> **Material shown**:
################

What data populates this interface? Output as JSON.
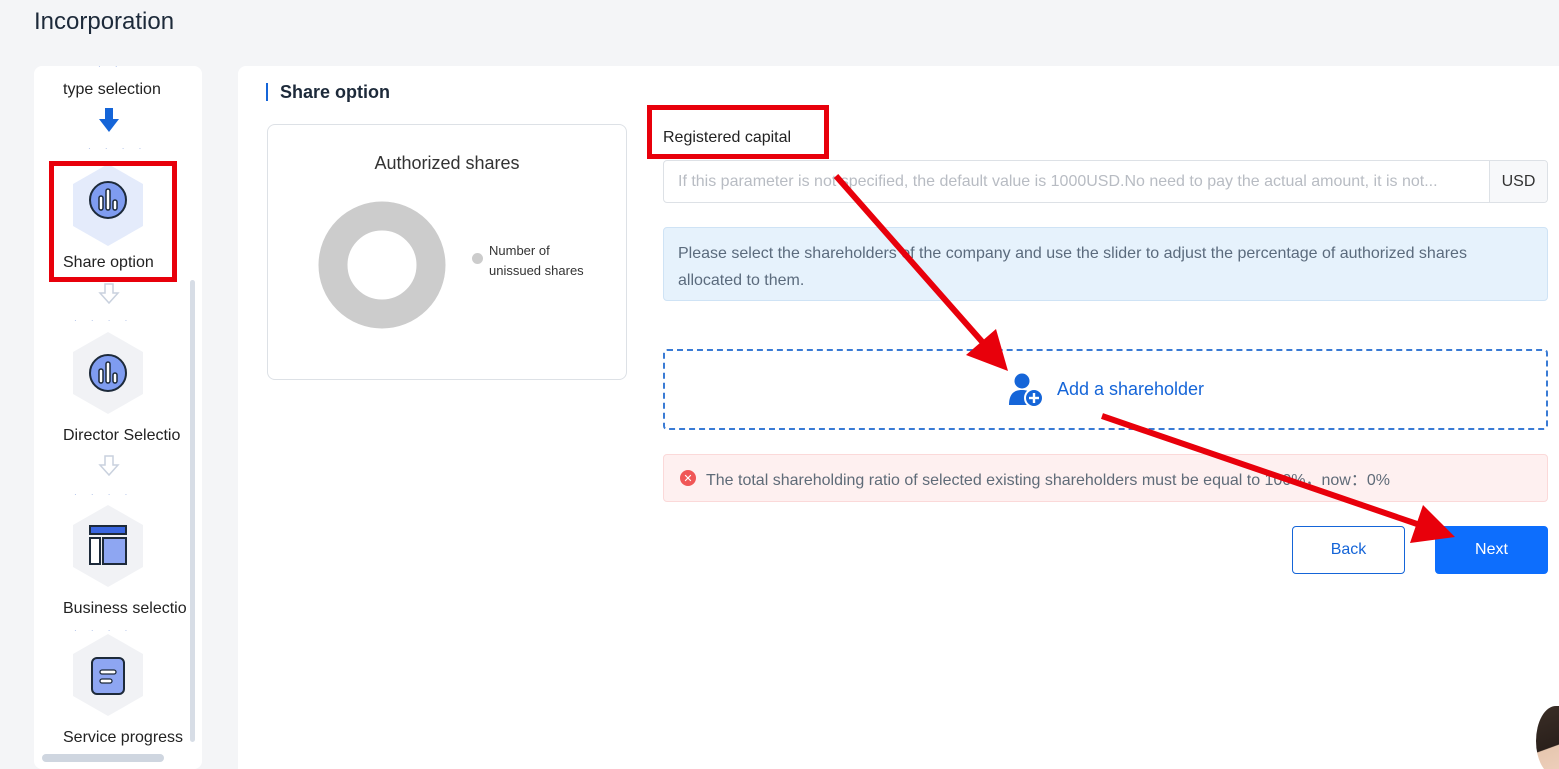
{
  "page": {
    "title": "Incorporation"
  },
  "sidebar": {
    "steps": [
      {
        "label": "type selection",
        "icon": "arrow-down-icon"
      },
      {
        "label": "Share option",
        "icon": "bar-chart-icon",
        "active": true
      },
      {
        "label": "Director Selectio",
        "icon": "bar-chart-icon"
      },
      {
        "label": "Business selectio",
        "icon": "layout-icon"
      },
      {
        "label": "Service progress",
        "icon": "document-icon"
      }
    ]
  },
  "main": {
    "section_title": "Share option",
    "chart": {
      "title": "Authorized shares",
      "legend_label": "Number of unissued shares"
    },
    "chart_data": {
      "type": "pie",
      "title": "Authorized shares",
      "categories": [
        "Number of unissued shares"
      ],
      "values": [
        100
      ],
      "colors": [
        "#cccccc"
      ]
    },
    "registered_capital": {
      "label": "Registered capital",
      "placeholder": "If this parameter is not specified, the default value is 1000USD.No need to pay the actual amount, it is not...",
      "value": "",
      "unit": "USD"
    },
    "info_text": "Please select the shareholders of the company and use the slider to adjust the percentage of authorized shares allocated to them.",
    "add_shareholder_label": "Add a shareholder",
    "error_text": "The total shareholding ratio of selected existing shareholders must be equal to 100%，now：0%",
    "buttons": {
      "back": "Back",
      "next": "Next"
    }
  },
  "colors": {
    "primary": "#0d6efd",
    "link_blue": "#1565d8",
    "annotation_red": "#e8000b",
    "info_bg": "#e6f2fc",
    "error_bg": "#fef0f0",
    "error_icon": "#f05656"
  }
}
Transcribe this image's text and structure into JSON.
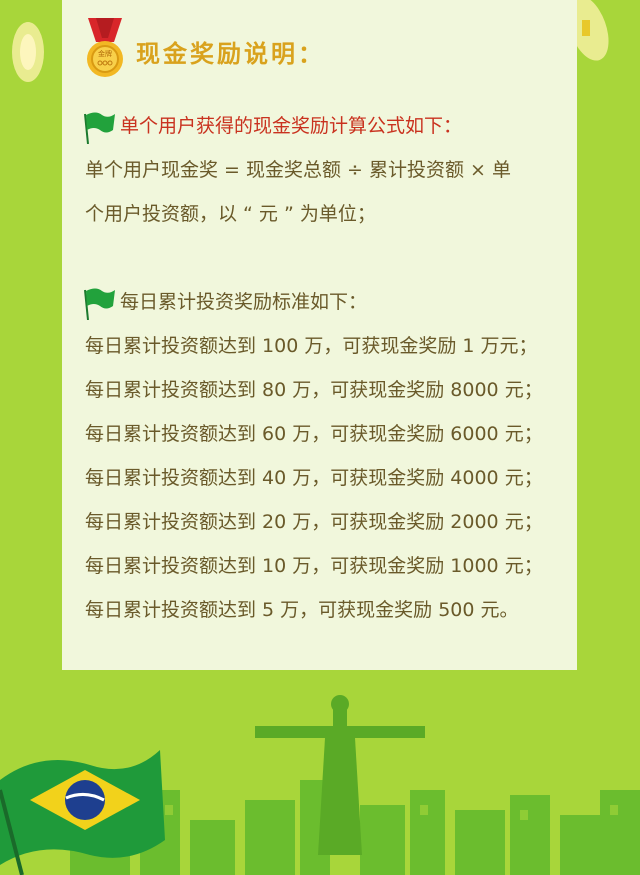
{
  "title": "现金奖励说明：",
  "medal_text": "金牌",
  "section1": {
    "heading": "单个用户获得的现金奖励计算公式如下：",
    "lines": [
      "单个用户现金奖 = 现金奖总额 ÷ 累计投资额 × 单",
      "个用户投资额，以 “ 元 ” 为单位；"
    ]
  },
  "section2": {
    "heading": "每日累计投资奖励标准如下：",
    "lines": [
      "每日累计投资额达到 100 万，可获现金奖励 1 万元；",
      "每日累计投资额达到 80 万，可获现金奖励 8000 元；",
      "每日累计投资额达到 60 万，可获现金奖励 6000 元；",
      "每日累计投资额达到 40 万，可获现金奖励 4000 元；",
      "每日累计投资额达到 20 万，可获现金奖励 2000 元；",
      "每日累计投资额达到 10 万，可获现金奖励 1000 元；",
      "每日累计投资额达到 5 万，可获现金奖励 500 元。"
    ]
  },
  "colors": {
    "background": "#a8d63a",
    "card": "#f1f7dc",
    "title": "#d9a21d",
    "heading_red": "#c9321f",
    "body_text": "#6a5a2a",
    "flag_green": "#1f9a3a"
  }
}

################

> **Exercise requirements**: Looking at the records above, work out how many lines include the word "shares", then give that number by itself.

> **Answer to the task**: 5